(Stored dataset items)
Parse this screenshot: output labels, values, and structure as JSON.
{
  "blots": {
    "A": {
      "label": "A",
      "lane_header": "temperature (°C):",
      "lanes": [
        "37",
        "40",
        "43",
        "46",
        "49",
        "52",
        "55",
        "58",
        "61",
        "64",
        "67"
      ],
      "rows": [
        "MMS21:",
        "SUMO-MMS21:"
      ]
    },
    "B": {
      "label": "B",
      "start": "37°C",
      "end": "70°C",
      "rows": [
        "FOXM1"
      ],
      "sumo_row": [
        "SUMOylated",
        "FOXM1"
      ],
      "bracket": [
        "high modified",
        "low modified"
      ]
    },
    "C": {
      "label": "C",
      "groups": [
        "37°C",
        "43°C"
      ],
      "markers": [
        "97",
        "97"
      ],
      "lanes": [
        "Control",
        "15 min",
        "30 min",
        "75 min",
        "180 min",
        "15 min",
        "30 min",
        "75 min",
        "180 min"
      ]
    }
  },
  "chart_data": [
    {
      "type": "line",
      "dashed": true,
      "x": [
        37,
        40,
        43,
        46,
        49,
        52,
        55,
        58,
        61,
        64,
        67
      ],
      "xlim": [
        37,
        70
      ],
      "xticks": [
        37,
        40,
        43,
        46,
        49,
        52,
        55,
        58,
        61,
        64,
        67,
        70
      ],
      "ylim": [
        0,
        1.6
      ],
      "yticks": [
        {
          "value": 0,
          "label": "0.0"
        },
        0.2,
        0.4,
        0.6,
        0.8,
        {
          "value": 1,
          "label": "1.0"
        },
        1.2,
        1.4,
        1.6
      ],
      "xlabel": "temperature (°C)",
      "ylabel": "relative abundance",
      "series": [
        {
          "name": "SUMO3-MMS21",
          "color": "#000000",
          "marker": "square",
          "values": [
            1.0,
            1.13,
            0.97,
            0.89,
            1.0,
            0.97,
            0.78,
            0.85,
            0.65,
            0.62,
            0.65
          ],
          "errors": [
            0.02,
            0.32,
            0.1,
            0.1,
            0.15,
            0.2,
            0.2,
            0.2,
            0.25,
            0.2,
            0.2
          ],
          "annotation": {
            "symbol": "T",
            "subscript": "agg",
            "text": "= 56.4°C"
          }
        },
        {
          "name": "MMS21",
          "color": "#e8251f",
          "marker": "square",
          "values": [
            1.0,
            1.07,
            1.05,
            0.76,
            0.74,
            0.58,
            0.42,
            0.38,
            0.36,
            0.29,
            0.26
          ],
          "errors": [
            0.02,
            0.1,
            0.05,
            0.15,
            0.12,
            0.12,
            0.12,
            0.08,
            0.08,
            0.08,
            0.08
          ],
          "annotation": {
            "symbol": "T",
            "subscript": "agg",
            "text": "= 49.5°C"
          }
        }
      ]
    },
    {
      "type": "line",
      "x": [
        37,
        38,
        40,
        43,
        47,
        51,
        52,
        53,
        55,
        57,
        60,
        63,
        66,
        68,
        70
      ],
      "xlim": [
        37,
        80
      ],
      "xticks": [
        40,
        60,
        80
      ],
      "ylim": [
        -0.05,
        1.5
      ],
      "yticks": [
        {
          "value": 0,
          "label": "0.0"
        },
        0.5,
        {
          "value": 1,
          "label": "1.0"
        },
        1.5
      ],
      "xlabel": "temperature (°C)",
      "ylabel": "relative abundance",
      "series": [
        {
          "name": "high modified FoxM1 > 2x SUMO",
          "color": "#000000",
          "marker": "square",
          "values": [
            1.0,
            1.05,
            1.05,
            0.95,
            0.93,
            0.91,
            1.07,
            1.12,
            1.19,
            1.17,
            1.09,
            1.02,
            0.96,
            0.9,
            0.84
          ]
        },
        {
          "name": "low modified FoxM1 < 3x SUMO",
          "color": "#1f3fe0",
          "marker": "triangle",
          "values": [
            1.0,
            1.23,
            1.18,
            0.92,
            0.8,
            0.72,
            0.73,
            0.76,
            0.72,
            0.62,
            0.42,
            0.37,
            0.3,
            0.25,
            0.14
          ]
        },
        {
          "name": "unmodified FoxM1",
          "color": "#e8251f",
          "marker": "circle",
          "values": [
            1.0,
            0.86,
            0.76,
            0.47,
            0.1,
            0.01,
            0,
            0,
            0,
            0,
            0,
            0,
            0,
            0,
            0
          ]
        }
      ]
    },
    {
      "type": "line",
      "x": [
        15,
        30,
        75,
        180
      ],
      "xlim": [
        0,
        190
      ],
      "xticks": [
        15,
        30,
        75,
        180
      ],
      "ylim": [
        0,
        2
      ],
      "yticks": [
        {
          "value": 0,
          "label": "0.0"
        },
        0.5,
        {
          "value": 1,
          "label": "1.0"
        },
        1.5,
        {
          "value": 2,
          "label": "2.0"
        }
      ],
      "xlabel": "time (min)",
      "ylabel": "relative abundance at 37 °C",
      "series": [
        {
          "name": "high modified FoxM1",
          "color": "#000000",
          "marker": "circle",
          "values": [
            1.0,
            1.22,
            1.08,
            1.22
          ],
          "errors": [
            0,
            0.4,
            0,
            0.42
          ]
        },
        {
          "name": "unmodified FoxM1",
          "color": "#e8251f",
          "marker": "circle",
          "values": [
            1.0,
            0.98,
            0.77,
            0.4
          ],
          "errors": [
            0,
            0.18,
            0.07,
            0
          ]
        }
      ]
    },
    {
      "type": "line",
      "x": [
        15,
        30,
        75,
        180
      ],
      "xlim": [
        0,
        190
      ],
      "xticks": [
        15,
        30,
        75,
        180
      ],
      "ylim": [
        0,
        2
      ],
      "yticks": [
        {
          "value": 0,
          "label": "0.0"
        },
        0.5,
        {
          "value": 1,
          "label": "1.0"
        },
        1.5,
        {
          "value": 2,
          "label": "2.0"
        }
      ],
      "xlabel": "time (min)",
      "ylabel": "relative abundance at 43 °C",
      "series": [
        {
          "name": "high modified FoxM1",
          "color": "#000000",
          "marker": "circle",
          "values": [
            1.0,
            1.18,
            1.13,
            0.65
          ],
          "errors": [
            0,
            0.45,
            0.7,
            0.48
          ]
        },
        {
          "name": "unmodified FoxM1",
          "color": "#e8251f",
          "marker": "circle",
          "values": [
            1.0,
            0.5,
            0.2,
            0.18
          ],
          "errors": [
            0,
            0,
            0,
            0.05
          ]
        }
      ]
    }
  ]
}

- [WHAT IS ASKED]: Restate every line of the data word for word.

- [REPLY TO THE TASK]:
Parse this screenshot: output labels, values, and structure as JSON.
{
  "blots": {
    "A": {
      "label": "A",
      "lane_header": "temperature (°C):",
      "lanes": [
        "37",
        "40",
        "43",
        "46",
        "49",
        "52",
        "55",
        "58",
        "61",
        "64",
        "67"
      ],
      "rows": [
        "MMS21:",
        "SUMO-MMS21:"
      ]
    },
    "B": {
      "label": "B",
      "start": "37°C",
      "end": "70°C",
      "rows": [
        "FOXM1"
      ],
      "sumo_row": [
        "SUMOylated",
        "FOXM1"
      ],
      "bracket": [
        "high modified",
        "low modified"
      ]
    },
    "C": {
      "label": "C",
      "groups": [
        "37°C",
        "43°C"
      ],
      "markers": [
        "97",
        "97"
      ],
      "lanes": [
        "Control",
        "15 min",
        "30 min",
        "75 min",
        "180 min",
        "15 min",
        "30 min",
        "75 min",
        "180 min"
      ]
    }
  },
  "chart_data": [
    {
      "type": "line",
      "dashed": true,
      "x": [
        37,
        40,
        43,
        46,
        49,
        52,
        55,
        58,
        61,
        64,
        67
      ],
      "xlim": [
        37,
        70
      ],
      "xticks": [
        37,
        40,
        43,
        46,
        49,
        52,
        55,
        58,
        61,
        64,
        67,
        70
      ],
      "ylim": [
        0,
        1.6
      ],
      "yticks": [
        {
          "value": 0,
          "label": "0.0"
        },
        0.2,
        0.4,
        0.6,
        0.8,
        {
          "value": 1,
          "label": "1.0"
        },
        1.2,
        1.4,
        1.6
      ],
      "xlabel": "temperature (°C)",
      "ylabel": "relative abundance",
      "series": [
        {
          "name": "SUMO3-MMS21",
          "color": "#000000",
          "marker": "square",
          "values": [
            1.0,
            1.13,
            0.97,
            0.89,
            1.0,
            0.97,
            0.78,
            0.85,
            0.65,
            0.62,
            0.65
          ],
          "errors": [
            0.02,
            0.32,
            0.1,
            0.1,
            0.15,
            0.2,
            0.2,
            0.2,
            0.25,
            0.2,
            0.2
          ],
          "annotation": {
            "symbol": "T",
            "subscript": "agg",
            "text": "= 56.4°C"
          }
        },
        {
          "name": "MMS21",
          "color": "#e8251f",
          "marker": "square",
          "values": [
            1.0,
            1.07,
            1.05,
            0.76,
            0.74,
            0.58,
            0.42,
            0.38,
            0.36,
            0.29,
            0.26
          ],
          "errors": [
            0.02,
            0.1,
            0.05,
            0.15,
            0.12,
            0.12,
            0.12,
            0.08,
            0.08,
            0.08,
            0.08
          ],
          "annotation": {
            "symbol": "T",
            "subscript": "agg",
            "text": "= 49.5°C"
          }
        }
      ]
    },
    {
      "type": "line",
      "x": [
        37,
        38,
        40,
        43,
        47,
        51,
        52,
        53,
        55,
        57,
        60,
        63,
        66,
        68,
        70
      ],
      "xlim": [
        37,
        80
      ],
      "xticks": [
        40,
        60,
        80
      ],
      "ylim": [
        -0.05,
        1.5
      ],
      "yticks": [
        {
          "value": 0,
          "label": "0.0"
        },
        0.5,
        {
          "value": 1,
          "label": "1.0"
        },
        1.5
      ],
      "xlabel": "temperature (°C)",
      "ylabel": "relative abundance",
      "series": [
        {
          "name": "high modified FoxM1 > 2x SUMO",
          "color": "#000000",
          "marker": "square",
          "values": [
            1.0,
            1.05,
            1.05,
            0.95,
            0.93,
            0.91,
            1.07,
            1.12,
            1.19,
            1.17,
            1.09,
            1.02,
            0.96,
            0.9,
            0.84
          ]
        },
        {
          "name": "low modified FoxM1 < 3x SUMO",
          "color": "#1f3fe0",
          "marker": "triangle",
          "values": [
            1.0,
            1.23,
            1.18,
            0.92,
            0.8,
            0.72,
            0.73,
            0.76,
            0.72,
            0.62,
            0.42,
            0.37,
            0.3,
            0.25,
            0.14
          ]
        },
        {
          "name": "unmodified FoxM1",
          "color": "#e8251f",
          "marker": "circle",
          "values": [
            1.0,
            0.86,
            0.76,
            0.47,
            0.1,
            0.01,
            0,
            0,
            0,
            0,
            0,
            0,
            0,
            0,
            0
          ]
        }
      ]
    },
    {
      "type": "line",
      "x": [
        15,
        30,
        75,
        180
      ],
      "xlim": [
        0,
        190
      ],
      "xticks": [
        15,
        30,
        75,
        180
      ],
      "ylim": [
        0,
        2
      ],
      "yticks": [
        {
          "value": 0,
          "label": "0.0"
        },
        0.5,
        {
          "value": 1,
          "label": "1.0"
        },
        1.5,
        {
          "value": 2,
          "label": "2.0"
        }
      ],
      "xlabel": "time (min)",
      "ylabel": "relative abundance at 37 °C",
      "series": [
        {
          "name": "high modified FoxM1",
          "color": "#000000",
          "marker": "circle",
          "values": [
            1.0,
            1.22,
            1.08,
            1.22
          ],
          "errors": [
            0,
            0.4,
            0,
            0.42
          ]
        },
        {
          "name": "unmodified FoxM1",
          "color": "#e8251f",
          "marker": "circle",
          "values": [
            1.0,
            0.98,
            0.77,
            0.4
          ],
          "errors": [
            0,
            0.18,
            0.07,
            0
          ]
        }
      ]
    },
    {
      "type": "line",
      "x": [
        15,
        30,
        75,
        180
      ],
      "xlim": [
        0,
        190
      ],
      "xticks": [
        15,
        30,
        75,
        180
      ],
      "ylim": [
        0,
        2
      ],
      "yticks": [
        {
          "value": 0,
          "label": "0.0"
        },
        0.5,
        {
          "value": 1,
          "label": "1.0"
        },
        1.5,
        {
          "value": 2,
          "label": "2.0"
        }
      ],
      "xlabel": "time (min)",
      "ylabel": "relative abundance at 43 °C",
      "series": [
        {
          "name": "high modified FoxM1",
          "color": "#000000",
          "marker": "circle",
          "values": [
            1.0,
            1.18,
            1.13,
            0.65
          ],
          "errors": [
            0,
            0.45,
            0.7,
            0.48
          ]
        },
        {
          "name": "unmodified FoxM1",
          "color": "#e8251f",
          "marker": "circle",
          "values": [
            1.0,
            0.5,
            0.2,
            0.18
          ],
          "errors": [
            0,
            0,
            0,
            0.05
          ]
        }
      ]
    }
  ]
}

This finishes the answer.